Within this material, how many lines have the string "памочнікі" in them? The answer is a number, with nothing added.

[Dataset items]

== == ==

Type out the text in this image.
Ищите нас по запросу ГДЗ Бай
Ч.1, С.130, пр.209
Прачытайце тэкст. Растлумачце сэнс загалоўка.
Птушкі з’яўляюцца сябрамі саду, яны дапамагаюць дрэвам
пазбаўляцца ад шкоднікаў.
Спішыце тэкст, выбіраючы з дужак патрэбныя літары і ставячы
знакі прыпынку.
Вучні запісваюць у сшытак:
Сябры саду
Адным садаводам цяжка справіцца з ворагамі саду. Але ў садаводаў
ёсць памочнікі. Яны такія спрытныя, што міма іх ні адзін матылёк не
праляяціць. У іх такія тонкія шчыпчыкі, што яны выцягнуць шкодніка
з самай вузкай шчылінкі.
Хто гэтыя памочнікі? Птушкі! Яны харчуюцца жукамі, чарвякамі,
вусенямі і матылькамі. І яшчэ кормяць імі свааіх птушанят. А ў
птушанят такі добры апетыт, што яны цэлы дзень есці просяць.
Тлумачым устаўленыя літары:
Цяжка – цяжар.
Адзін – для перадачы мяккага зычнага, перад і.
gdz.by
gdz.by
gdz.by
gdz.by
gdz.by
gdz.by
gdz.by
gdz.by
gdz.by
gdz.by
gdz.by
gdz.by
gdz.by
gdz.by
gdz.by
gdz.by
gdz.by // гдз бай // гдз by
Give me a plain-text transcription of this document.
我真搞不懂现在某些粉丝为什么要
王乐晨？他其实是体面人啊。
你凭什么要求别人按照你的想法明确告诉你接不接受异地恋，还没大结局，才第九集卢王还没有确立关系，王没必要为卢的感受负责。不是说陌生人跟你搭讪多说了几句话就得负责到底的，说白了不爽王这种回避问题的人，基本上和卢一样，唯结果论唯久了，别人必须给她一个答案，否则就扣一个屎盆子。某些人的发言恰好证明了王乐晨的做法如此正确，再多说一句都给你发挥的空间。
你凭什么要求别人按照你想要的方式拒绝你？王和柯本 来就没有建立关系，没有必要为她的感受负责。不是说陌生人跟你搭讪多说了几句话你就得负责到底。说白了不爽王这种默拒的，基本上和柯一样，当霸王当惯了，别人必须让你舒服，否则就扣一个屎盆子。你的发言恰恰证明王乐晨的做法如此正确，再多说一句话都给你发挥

== == ==

:: Output of the exercise ::
2